GIVEN DATA »

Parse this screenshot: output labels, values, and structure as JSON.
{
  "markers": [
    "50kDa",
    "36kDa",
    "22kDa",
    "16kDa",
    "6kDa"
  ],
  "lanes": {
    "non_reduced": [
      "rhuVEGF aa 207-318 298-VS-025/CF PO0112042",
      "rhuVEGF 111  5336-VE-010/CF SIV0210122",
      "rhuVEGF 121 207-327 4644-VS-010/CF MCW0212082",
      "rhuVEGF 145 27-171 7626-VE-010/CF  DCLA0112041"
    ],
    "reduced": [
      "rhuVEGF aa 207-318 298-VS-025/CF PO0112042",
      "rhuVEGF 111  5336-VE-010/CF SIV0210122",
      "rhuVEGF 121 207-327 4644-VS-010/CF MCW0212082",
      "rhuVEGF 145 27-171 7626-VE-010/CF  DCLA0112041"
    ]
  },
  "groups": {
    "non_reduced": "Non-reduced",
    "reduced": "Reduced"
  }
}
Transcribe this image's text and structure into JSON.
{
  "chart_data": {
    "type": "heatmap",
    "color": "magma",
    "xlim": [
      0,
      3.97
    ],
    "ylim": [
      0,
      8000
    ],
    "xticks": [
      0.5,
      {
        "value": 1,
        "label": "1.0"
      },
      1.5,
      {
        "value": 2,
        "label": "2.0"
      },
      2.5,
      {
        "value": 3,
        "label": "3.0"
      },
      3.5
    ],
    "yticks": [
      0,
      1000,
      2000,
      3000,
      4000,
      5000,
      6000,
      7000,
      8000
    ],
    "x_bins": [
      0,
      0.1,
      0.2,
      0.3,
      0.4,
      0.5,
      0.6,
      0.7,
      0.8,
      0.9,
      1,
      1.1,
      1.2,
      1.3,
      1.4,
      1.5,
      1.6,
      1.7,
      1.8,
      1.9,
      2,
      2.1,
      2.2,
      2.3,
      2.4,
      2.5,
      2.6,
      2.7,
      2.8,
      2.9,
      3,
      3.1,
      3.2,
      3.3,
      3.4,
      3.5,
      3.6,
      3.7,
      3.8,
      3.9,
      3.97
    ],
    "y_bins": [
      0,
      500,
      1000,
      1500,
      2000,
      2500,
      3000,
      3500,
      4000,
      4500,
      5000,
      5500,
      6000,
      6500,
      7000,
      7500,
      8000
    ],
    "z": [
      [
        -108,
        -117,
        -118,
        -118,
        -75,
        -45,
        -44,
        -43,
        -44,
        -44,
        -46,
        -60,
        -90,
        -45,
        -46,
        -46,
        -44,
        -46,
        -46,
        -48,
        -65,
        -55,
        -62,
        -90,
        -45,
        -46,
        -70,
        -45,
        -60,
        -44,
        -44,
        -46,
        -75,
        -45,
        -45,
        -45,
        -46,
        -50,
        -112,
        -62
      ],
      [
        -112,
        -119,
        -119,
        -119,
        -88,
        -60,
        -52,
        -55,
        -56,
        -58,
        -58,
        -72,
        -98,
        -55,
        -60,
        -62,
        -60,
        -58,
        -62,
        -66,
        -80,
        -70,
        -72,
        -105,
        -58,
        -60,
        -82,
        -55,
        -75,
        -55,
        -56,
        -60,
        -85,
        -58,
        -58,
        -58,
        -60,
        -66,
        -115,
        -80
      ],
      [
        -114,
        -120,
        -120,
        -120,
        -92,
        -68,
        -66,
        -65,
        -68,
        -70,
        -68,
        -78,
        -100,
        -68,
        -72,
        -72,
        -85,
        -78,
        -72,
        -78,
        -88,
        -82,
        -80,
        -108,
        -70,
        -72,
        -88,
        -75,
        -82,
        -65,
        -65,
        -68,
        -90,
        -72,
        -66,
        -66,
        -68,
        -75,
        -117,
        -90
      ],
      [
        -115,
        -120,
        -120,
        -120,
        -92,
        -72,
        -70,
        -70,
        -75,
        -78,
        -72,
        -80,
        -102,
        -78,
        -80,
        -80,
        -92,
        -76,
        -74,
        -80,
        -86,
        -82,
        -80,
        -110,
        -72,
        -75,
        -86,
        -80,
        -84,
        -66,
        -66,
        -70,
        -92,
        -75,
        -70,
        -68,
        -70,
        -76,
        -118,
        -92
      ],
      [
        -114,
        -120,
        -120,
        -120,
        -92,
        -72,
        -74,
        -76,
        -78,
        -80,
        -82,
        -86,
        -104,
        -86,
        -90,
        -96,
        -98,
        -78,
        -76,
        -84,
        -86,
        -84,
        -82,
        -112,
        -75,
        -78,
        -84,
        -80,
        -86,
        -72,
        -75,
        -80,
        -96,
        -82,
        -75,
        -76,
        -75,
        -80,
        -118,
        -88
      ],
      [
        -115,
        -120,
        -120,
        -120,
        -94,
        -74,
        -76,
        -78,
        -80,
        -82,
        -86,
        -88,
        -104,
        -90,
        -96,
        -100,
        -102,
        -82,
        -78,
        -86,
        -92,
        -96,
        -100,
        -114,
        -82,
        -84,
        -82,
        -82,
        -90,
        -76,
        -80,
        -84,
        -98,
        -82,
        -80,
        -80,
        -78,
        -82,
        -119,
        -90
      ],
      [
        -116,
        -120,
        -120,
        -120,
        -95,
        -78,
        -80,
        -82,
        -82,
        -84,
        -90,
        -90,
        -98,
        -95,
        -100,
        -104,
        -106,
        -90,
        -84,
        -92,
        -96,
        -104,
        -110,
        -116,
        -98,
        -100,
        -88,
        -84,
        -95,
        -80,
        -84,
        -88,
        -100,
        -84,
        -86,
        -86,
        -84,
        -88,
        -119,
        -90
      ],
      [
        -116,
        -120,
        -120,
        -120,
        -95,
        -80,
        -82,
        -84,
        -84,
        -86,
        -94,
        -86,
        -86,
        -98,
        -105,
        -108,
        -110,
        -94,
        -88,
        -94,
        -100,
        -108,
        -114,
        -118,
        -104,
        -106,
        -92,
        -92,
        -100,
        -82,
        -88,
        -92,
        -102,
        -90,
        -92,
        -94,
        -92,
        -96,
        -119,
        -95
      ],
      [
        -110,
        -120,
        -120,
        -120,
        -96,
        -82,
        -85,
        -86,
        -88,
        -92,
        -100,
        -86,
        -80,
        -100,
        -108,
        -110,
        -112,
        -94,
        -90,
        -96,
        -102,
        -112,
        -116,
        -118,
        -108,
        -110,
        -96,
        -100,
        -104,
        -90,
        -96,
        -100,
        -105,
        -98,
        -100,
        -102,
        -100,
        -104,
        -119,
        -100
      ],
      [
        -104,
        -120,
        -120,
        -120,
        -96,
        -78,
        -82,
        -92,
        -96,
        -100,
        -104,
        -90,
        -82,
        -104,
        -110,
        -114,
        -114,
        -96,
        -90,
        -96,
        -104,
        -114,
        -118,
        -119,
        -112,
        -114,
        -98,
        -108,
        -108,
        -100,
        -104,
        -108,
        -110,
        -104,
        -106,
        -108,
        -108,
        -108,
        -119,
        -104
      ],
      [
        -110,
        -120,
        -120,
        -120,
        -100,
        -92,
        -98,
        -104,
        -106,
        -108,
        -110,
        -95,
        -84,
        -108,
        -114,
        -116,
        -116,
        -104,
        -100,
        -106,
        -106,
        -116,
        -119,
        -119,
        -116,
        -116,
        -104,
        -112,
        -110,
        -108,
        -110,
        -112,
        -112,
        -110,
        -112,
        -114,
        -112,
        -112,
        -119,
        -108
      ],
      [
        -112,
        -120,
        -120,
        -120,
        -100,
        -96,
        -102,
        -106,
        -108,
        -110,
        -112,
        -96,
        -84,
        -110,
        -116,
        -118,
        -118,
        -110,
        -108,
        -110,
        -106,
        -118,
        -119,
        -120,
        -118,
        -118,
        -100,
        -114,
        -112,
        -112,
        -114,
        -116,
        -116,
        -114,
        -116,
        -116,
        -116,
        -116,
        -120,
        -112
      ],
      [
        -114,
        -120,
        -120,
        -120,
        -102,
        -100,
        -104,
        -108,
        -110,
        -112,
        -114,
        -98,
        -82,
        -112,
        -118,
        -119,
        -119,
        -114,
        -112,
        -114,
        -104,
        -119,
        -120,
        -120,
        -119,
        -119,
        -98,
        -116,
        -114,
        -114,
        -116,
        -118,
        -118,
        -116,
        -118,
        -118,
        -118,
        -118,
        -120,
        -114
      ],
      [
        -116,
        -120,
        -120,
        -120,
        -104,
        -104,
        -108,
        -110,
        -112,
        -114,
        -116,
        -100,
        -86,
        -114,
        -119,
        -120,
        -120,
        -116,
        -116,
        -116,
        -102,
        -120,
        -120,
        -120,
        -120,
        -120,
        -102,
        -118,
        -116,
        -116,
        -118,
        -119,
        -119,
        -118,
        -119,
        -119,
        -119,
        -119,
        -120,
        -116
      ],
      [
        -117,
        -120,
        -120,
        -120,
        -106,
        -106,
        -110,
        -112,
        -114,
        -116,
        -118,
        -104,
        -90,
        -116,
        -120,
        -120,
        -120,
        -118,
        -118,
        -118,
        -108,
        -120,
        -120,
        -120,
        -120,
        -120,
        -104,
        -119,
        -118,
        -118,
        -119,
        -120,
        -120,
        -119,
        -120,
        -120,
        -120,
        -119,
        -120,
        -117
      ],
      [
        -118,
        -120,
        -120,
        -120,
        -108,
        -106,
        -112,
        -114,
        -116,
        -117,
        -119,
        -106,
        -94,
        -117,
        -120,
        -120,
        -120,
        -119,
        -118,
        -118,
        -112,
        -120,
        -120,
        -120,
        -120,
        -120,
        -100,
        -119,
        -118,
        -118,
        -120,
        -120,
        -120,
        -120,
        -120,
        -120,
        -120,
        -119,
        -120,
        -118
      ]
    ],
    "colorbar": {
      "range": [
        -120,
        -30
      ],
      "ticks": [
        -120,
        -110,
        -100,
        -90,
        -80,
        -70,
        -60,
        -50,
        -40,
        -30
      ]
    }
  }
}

REQUIRED TASK » Search the entries for the word "this", then gather every line that has it.

TASK ANSWER »
Parse this screenshot: output labels, values, and structure as JSON.
Transcribe this image's text and structure into JSON.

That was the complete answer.